▶ **WHAT TO WORK ON**
The records that follow must be repeated verbatim, every one of them.

---+---

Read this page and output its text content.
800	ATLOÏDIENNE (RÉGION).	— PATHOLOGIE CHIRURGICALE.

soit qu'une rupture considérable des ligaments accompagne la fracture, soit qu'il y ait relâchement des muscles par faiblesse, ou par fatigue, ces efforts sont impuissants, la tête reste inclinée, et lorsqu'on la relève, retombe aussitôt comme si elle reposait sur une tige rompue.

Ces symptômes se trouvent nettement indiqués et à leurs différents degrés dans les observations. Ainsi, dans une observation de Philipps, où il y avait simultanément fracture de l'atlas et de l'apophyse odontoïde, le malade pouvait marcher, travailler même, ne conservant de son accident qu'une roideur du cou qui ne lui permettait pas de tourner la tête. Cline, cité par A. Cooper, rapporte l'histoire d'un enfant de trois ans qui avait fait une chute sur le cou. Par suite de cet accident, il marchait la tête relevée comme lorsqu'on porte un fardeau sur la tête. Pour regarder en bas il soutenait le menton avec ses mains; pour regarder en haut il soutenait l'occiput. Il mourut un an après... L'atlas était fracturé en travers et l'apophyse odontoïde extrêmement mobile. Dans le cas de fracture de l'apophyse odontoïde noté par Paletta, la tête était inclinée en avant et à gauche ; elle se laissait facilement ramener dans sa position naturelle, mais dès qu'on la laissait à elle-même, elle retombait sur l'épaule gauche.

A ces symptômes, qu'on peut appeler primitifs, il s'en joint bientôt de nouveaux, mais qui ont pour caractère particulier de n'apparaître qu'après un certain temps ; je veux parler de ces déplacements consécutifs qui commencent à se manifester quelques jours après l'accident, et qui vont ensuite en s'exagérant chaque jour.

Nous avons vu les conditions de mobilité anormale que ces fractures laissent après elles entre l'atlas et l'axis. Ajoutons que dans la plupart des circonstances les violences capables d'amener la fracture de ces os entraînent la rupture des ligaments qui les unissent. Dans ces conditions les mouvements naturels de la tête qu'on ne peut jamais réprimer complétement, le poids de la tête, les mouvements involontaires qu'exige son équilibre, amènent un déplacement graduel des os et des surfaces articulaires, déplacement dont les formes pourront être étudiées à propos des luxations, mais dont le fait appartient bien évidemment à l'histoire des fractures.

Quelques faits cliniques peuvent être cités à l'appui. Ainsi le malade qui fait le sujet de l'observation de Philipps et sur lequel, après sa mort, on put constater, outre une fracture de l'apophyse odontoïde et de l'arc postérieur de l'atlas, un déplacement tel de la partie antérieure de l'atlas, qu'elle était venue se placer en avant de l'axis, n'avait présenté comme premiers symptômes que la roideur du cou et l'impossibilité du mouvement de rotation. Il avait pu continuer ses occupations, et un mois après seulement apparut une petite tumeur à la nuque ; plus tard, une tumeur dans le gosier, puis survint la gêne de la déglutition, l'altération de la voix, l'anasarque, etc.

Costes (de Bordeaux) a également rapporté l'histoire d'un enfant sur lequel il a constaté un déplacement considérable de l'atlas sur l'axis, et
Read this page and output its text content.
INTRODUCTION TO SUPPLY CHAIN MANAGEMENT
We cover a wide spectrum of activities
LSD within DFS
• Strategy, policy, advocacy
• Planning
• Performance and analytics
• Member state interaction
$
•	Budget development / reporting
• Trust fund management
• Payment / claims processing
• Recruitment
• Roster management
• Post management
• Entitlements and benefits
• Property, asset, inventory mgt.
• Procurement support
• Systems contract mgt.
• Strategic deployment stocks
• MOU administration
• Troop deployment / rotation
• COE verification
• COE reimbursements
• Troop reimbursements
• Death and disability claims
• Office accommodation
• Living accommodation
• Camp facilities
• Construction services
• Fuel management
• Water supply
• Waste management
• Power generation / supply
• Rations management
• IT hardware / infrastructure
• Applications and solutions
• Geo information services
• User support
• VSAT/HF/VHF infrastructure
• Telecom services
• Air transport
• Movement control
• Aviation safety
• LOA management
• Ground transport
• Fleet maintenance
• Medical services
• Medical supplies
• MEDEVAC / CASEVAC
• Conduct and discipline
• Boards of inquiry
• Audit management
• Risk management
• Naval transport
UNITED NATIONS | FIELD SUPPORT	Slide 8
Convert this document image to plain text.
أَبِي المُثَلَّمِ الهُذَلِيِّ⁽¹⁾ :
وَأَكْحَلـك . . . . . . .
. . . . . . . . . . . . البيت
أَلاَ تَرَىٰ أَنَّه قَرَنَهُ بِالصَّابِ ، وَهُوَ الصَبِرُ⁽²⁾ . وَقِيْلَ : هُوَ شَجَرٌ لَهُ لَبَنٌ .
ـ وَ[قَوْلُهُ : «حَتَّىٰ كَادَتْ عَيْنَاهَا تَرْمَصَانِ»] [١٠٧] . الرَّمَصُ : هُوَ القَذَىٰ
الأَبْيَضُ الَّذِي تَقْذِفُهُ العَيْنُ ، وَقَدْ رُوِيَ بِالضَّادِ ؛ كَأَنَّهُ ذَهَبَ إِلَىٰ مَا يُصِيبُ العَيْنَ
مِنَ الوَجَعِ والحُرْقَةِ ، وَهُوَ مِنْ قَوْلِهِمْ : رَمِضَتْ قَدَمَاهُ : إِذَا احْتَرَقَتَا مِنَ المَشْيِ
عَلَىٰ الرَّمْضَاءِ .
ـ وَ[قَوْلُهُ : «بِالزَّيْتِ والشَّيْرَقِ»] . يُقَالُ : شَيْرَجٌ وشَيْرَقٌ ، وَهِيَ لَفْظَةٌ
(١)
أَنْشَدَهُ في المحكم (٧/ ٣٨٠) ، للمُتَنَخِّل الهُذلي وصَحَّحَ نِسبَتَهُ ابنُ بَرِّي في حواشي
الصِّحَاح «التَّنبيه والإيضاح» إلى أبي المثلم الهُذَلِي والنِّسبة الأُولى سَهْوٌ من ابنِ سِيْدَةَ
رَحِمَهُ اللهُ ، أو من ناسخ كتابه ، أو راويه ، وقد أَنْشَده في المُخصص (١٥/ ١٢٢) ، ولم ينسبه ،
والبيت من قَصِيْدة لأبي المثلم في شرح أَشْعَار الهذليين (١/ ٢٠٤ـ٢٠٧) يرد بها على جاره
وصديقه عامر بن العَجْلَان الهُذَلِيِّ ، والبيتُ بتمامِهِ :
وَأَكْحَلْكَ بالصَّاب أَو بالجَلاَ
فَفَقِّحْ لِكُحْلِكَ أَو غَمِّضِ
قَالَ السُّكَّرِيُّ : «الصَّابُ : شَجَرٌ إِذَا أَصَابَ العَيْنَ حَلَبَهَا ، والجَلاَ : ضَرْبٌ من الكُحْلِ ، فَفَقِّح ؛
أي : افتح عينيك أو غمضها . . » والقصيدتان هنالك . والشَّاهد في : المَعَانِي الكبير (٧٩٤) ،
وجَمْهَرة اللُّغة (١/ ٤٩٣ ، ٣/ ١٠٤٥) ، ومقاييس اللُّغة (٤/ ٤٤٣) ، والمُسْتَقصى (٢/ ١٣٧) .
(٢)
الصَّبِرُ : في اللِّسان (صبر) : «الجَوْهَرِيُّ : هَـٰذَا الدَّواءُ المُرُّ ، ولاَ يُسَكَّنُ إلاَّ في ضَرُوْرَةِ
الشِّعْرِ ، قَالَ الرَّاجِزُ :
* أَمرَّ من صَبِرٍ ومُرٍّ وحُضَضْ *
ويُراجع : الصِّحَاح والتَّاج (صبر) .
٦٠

---+---

▶ **COMPLETE ANSWER**
Read this page and output its text content.
800	ATLOÏDIENNE (RÉGION).	— PATHOLOGIE CHIRURGICALE.

soit qu'une rupture considérable des ligaments accompagne la fracture, soit qu'il y ait relâchement des muscles par faiblesse, ou par fatigue, ces efforts sont impuissants, la tête reste inclinée, et lorsqu'on la relève, retombe aussitôt comme si elle reposait sur une tige rompue.

Ces symptômes se trouvent nettement indiqués et à leurs différents degrés dans les observations. Ainsi, dans une observation de Philipps, où il y avait simultanément fracture de l'atlas et de l'apophyse odontoïde, le malade pouvait marcher, travailler même, ne conservant de son accident qu'une roideur du cou qui ne lui permettait pas de tourner la tête. Cline, cité par A. Cooper, rapporte l'histoire d'un enfant de trois ans qui avait fait une chute sur le cou. Par suite de cet accident, il marchait la tête relevée comme lorsqu'on porte un fardeau sur la tête. Pour regarder en bas il soutenait le menton avec ses mains; pour regarder en haut il soutenait l'occiput. Il mourut un an après... L'atlas était fracturé en travers et l'apophyse odontoïde extrêmement mobile. Dans le cas de fracture de l'apophyse odontoïde noté par Paletta, la tête était inclinée en avant et à gauche ; elle se laissait facilement ramener dans sa position naturelle, mais dès qu'on la laissait à elle-même, elle retombait sur l'épaule gauche.

A ces symptômes, qu'on peut appeler primitifs, il s'en joint bientôt de nouveaux, mais qui ont pour caractère particulier de n'apparaître qu'après un certain temps ; je veux parler de ces déplacements consécutifs qui commencent à se manifester quelques jours après l'accident, et qui vont ensuite en s'exagérant chaque jour.

Nous avons vu les conditions de mobilité anormale que ces fractures laissent après elles entre l'atlas et l'axis. Ajoutons que dans la plupart des circonstances les violences capables d'amener la fracture de ces os entraînent la rupture des ligaments qui les unissent. Dans ces conditions les mouvements naturels de la tête qu'on ne peut jamais réprimer complétement, le poids de la tête, les mouvements involontaires qu'exige son équilibre, amènent un déplacement graduel des os et des surfaces articulaires, déplacement dont les formes pourront être étudiées à propos des luxations, mais dont le fait appartient bien évidemment à l'histoire des fractures.

Quelques faits cliniques peuvent être cités à l'appui. Ainsi le malade qui fait le sujet de l'observation de Philipps et sur lequel, après sa mort, on put constater, outre une fracture de l'apophyse odontoïde et de l'arc postérieur de l'atlas, un déplacement tel de la partie antérieure de l'atlas, qu'elle était venue se placer en avant de l'axis, n'avait présenté comme premiers symptômes que la roideur du cou et l'impossibilité du mouvement de rotation. Il avait pu continuer ses occupations, et un mois après seulement apparut une petite tumeur à la nuque ; plus tard, une tumeur dans le gosier, puis survint la gêne de la déglutition, l'altération de la voix, l'anasarque, etc.

Costes (de Bordeaux) a également rapporté l'histoire d'un enfant sur lequel il a constaté un déplacement considérable de l'atlas sur l'axis, et
Read this page and output its text content.
INTRODUCTION TO SUPPLY CHAIN MANAGEMENT
We cover a wide spectrum of activities
LSD within DFS
• Strategy, policy, advocacy
• Planning
• Performance and analytics
• Member state interaction
$
•	Budget development / reporting
• Trust fund management
• Payment / claims processing
• Recruitment
• Roster management
• Post management
• Entitlements and benefits
• Property, asset, inventory mgt.
• Procurement support
• Systems contract mgt.
• Strategic deployment stocks
• MOU administration
• Troop deployment / rotation
• COE verification
• COE reimbursements
• Troop reimbursements
• Death and disability claims
• Office accommodation
• Living accommodation
• Camp facilities
• Construction services
• Fuel management
• Water supply
• Waste management
• Power generation / supply
• Rations management
• IT hardware / infrastructure
• Applications and solutions
• Geo information services
• User support
• VSAT/HF/VHF infrastructure
• Telecom services
• Air transport
• Movement control
• Aviation safety
• LOA management
• Ground transport
• Fleet maintenance
• Medical services
• Medical supplies
• MEDEVAC / CASEVAC
• Conduct and discipline
• Boards of inquiry
• Audit management
• Risk management
• Naval transport
UNITED NATIONS | FIELD SUPPORT	Slide 8
Convert this document image to plain text.
أَبِي المُثَلَّمِ الهُذَلِيِّ⁽¹⁾ :
وَأَكْحَلـك . . . . . . .
. . . . . . . . . . . . البيت
أَلاَ تَرَىٰ أَنَّه قَرَنَهُ بِالصَّابِ ، وَهُوَ الصَبِرُ⁽²⁾ . وَقِيْلَ : هُوَ شَجَرٌ لَهُ لَبَنٌ .
ـ وَ[قَوْلُهُ : «حَتَّىٰ كَادَتْ عَيْنَاهَا تَرْمَصَانِ»] [١٠٧] . الرَّمَصُ : هُوَ القَذَىٰ
الأَبْيَضُ الَّذِي تَقْذِفُهُ العَيْنُ ، وَقَدْ رُوِيَ بِالضَّادِ ؛ كَأَنَّهُ ذَهَبَ إِلَىٰ مَا يُصِيبُ العَيْنَ
مِنَ الوَجَعِ والحُرْقَةِ ، وَهُوَ مِنْ قَوْلِهِمْ : رَمِضَتْ قَدَمَاهُ : إِذَا احْتَرَقَتَا مِنَ المَشْيِ
عَلَىٰ الرَّمْضَاءِ .
ـ وَ[قَوْلُهُ : «بِالزَّيْتِ والشَّيْرَقِ»] . يُقَالُ : شَيْرَجٌ وشَيْرَقٌ ، وَهِيَ لَفْظَةٌ
(١)
أَنْشَدَهُ في المحكم (٧/ ٣٨٠) ، للمُتَنَخِّل الهُذلي وصَحَّحَ نِسبَتَهُ ابنُ بَرِّي في حواشي
الصِّحَاح «التَّنبيه والإيضاح» إلى أبي المثلم الهُذَلِي والنِّسبة الأُولى سَهْوٌ من ابنِ سِيْدَةَ
رَحِمَهُ اللهُ ، أو من ناسخ كتابه ، أو راويه ، وقد أَنْشَده في المُخصص (١٥/ ١٢٢) ، ولم ينسبه ،
والبيت من قَصِيْدة لأبي المثلم في شرح أَشْعَار الهذليين (١/ ٢٠٤ـ٢٠٧) يرد بها على جاره
وصديقه عامر بن العَجْلَان الهُذَلِيِّ ، والبيتُ بتمامِهِ :
وَأَكْحَلْكَ بالصَّاب أَو بالجَلاَ
فَفَقِّحْ لِكُحْلِكَ أَو غَمِّضِ
قَالَ السُّكَّرِيُّ : «الصَّابُ : شَجَرٌ إِذَا أَصَابَ العَيْنَ حَلَبَهَا ، والجَلاَ : ضَرْبٌ من الكُحْلِ ، فَفَقِّح ؛
أي : افتح عينيك أو غمضها . . » والقصيدتان هنالك . والشَّاهد في : المَعَانِي الكبير (٧٩٤) ،
وجَمْهَرة اللُّغة (١/ ٤٩٣ ، ٣/ ١٠٤٥) ، ومقاييس اللُّغة (٤/ ٤٤٣) ، والمُسْتَقصى (٢/ ١٣٧) .
(٢)
الصَّبِرُ : في اللِّسان (صبر) : «الجَوْهَرِيُّ : هَـٰذَا الدَّواءُ المُرُّ ، ولاَ يُسَكَّنُ إلاَّ في ضَرُوْرَةِ
الشِّعْرِ ، قَالَ الرَّاجِزُ :
* أَمرَّ من صَبِرٍ ومُرٍّ وحُضَضْ *
ويُراجع : الصِّحَاح والتَّاج (صبر) .
٦٠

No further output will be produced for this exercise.